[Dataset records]
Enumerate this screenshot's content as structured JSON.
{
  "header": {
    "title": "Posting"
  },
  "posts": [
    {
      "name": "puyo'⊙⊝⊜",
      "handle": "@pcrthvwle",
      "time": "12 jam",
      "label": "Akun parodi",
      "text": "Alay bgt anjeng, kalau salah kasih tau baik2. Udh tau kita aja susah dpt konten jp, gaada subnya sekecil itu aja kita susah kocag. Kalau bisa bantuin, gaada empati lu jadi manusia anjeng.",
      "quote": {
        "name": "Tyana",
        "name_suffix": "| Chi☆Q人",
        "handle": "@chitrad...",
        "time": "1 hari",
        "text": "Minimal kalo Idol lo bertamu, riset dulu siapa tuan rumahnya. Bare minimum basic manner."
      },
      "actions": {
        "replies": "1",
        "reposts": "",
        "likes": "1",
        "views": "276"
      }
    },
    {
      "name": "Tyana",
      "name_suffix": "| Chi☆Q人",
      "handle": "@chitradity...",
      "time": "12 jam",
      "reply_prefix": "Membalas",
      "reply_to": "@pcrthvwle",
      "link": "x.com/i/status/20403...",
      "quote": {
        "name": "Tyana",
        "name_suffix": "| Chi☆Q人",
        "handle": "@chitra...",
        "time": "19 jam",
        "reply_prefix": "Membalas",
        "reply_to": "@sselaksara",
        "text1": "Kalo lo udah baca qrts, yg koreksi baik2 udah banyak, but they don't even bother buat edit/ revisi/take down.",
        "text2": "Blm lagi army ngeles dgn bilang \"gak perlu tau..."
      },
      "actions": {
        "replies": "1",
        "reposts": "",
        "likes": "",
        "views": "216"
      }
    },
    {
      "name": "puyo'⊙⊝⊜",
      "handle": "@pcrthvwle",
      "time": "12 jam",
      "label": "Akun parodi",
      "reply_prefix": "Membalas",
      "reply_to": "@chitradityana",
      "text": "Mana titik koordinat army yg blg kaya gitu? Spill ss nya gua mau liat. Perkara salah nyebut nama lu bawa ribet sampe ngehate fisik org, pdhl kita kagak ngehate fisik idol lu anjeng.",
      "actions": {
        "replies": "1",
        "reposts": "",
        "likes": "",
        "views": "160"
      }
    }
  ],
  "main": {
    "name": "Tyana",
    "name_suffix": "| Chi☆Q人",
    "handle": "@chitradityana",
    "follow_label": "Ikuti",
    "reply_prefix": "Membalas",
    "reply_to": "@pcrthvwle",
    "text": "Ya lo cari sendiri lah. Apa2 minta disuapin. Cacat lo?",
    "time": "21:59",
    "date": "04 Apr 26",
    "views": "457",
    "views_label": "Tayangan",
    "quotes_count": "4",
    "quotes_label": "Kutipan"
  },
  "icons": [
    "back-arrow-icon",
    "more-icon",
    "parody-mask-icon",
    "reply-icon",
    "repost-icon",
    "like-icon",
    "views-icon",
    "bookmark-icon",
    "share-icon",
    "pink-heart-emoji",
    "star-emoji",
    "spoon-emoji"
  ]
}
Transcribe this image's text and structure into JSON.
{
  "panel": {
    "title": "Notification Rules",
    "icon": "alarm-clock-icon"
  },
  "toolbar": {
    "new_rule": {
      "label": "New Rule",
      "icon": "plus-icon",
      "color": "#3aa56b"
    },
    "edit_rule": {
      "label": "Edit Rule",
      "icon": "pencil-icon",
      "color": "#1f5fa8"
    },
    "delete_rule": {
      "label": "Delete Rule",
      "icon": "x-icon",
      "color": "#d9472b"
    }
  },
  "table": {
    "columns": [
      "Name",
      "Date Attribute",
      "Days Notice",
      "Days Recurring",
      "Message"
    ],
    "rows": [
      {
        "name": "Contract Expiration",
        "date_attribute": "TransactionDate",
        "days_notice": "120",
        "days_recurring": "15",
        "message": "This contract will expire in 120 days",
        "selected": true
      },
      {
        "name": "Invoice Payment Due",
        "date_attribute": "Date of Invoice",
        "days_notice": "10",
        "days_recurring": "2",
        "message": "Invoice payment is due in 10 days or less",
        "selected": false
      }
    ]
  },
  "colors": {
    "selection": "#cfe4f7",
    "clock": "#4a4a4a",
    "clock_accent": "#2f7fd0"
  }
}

### Problem description:
Extract the lines above from the one containing "Transcribe this image's" to the last line, both included, exactly as written.

### Exercise result:
Transcribe this image's text and structure into JSON.
{
  "panel": {
    "title": "Notification Rules",
    "icon": "alarm-clock-icon"
  },
  "toolbar": {
    "new_rule": {
      "label": "New Rule",
      "icon": "plus-icon",
      "color": "#3aa56b"
    },
    "edit_rule": {
      "label": "Edit Rule",
      "icon": "pencil-icon",
      "color": "#1f5fa8"
    },
    "delete_rule": {
      "label": "Delete Rule",
      "icon": "x-icon",
      "color": "#d9472b"
    }
  },
  "table": {
    "columns": [
      "Name",
      "Date Attribute",
      "Days Notice",
      "Days Recurring",
      "Message"
    ],
    "rows": [
      {
        "name": "Contract Expiration",
        "date_attribute": "TransactionDate",
        "days_notice": "120",
        "days_recurring": "15",
        "message": "This contract will expire in 120 days",
        "selected": true
      },
      {
        "name": "Invoice Payment Due",
        "date_attribute": "Date of Invoice",
        "days_notice": "10",
        "days_recurring": "2",
        "message": "Invoice payment is due in 10 days or less",
        "selected": false
      }
    ]
  },
  "colors": {
    "selection": "#cfe4f7",
    "clock": "#4a4a4a",
    "clock_accent": "#2f7fd0"
  }
}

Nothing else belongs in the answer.